WHAT YOU HAVE TO DO: All of the lines below are to be transcribed faithfully, with pictures excluded from the copy.

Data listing

▬▬▬

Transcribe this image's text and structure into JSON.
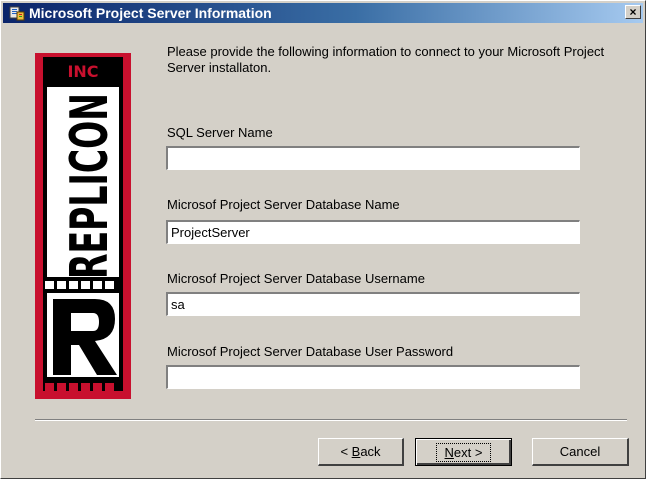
{
  "window": {
    "title": "Microsoft Project Server Information",
    "close_glyph": "×"
  },
  "logo": {
    "top_text": "INC",
    "brand_text": "REPLICON",
    "letter": "R",
    "colors": {
      "red": "#c8102e",
      "black": "#000000",
      "white": "#ffffff"
    }
  },
  "form": {
    "intro": "Please provide the following information to connect to your Microsoft Project Server installaton.",
    "fields": [
      {
        "label": "SQL Server Name",
        "value": ""
      },
      {
        "label": "Microsof Project Server Database Name",
        "value": "ProjectServer"
      },
      {
        "label": "Microsof Project Server Database Username",
        "value": "sa"
      },
      {
        "label": "Microsof Project Server Database User Password",
        "value": ""
      }
    ]
  },
  "buttons": {
    "back_prefix": "< ",
    "back_accel": "B",
    "back_rest": "ack",
    "next_accel": "N",
    "next_rest": "ext >",
    "cancel": "Cancel"
  }
}
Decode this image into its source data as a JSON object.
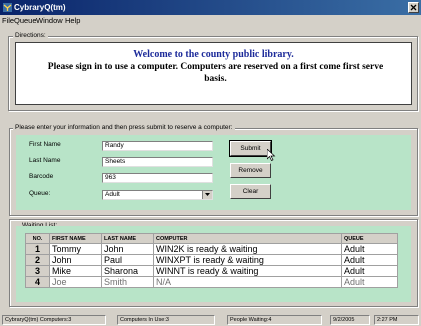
{
  "window": {
    "title": "CybraryQ(tm)"
  },
  "menu": [
    "File",
    "Queue",
    "Window",
    "Help"
  ],
  "directions": {
    "group_label": "Directions:",
    "welcome": "Welcome to the county public library.",
    "message": "Please sign in to use a computer.  Computers are reserved on a first come first serve basis."
  },
  "form": {
    "group_label": "Please enter your information and then press submit to reserve a computer:",
    "first_name_label": "First Name",
    "first_name_value": "Randy",
    "last_name_label": "Last Name",
    "last_name_value": "Sheets",
    "barcode_label": "Barcode",
    "barcode_value": "963",
    "queue_label": "Queue:",
    "queue_value": "Adult",
    "submit_label": "Submit",
    "remove_label": "Remove",
    "clear_label": "Clear"
  },
  "waiting": {
    "group_label": "Waiting List:",
    "headers": [
      "NO.",
      "FIRST NAME",
      "LAST NAME",
      "COMPUTER",
      "QUEUE"
    ],
    "rows": [
      [
        "1",
        "Tommy",
        "John",
        "WIN2K is ready & waiting",
        "Adult"
      ],
      [
        "2",
        "John",
        "Paul",
        "WINXPT is ready & waiting",
        "Adult"
      ],
      [
        "3",
        "Mike",
        "Sharona",
        "WINNT is ready & waiting",
        "Adult"
      ],
      [
        "4",
        "Joe",
        "Smith",
        "N/A",
        "Adult"
      ]
    ]
  },
  "status": {
    "app": "CybraryQ(tm) Computers:3",
    "in_use": "Computers In Use:3",
    "waiting": "People Waiting:4",
    "date": "9/2/2005",
    "time": "2:27 PM"
  },
  "colors": {
    "titlebar": "#0a246a",
    "panel_green": "#b8e4c8",
    "welcome_text": "#1c2a9a"
  }
}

▬▬▬

RESPONSE:
Transcribe this image's text and structure into JSON.
{
  "window": {
    "title": "Microsoft Project Server Information",
    "close_glyph": "×"
  },
  "logo": {
    "top_text": "INC",
    "brand_text": "REPLICON",
    "letter": "R",
    "colors": {
      "red": "#c8102e",
      "black": "#000000",
      "white": "#ffffff"
    }
  },
  "form": {
    "intro": "Please provide the following information to connect to your Microsoft Project Server installaton.",
    "fields": [
      {
        "label": "SQL Server Name",
        "value": ""
      },
      {
        "label": "Microsof Project Server Database Name",
        "value": "ProjectServer"
      },
      {
        "label": "Microsof Project Server Database Username",
        "value": "sa"
      },
      {
        "label": "Microsof Project Server Database User Password",
        "value": ""
      }
    ]
  },
  "buttons": {
    "back_prefix": "< ",
    "back_accel": "B",
    "back_rest": "ack",
    "next_accel": "N",
    "next_rest": "ext >",
    "cancel": "Cancel"
  }
}
Decode this image into its source data as a JSON object.
{
  "window": {
    "title": "CybraryQ(tm)"
  },
  "menu": [
    "File",
    "Queue",
    "Window",
    "Help"
  ],
  "directions": {
    "group_label": "Directions:",
    "welcome": "Welcome to the county public library.",
    "message": "Please sign in to use a computer.  Computers are reserved on a first come first serve basis."
  },
  "form": {
    "group_label": "Please enter your information and then press submit to reserve a computer:",
    "first_name_label": "First Name",
    "first_name_value": "Randy",
    "last_name_label": "Last Name",
    "last_name_value": "Sheets",
    "barcode_label": "Barcode",
    "barcode_value": "963",
    "queue_label": "Queue:",
    "queue_value": "Adult",
    "submit_label": "Submit",
    "remove_label": "Remove",
    "clear_label": "Clear"
  },
  "waiting": {
    "group_label": "Waiting List:",
    "headers": [
      "NO.",
      "FIRST NAME",
      "LAST NAME",
      "COMPUTER",
      "QUEUE"
    ],
    "rows": [
      [
        "1",
        "Tommy",
        "John",
        "WIN2K is ready & waiting",
        "Adult"
      ],
      [
        "2",
        "John",
        "Paul",
        "WINXPT is ready & waiting",
        "Adult"
      ],
      [
        "3",
        "Mike",
        "Sharona",
        "WINNT is ready & waiting",
        "Adult"
      ],
      [
        "4",
        "Joe",
        "Smith",
        "N/A",
        "Adult"
      ]
    ]
  },
  "status": {
    "app": "CybraryQ(tm) Computers:3",
    "in_use": "Computers In Use:3",
    "waiting": "People Waiting:4",
    "date": "9/2/2005",
    "time": "2:27 PM"
  },
  "colors": {
    "titlebar": "#0a246a",
    "panel_green": "#b8e4c8",
    "welcome_text": "#1c2a9a"
  }
}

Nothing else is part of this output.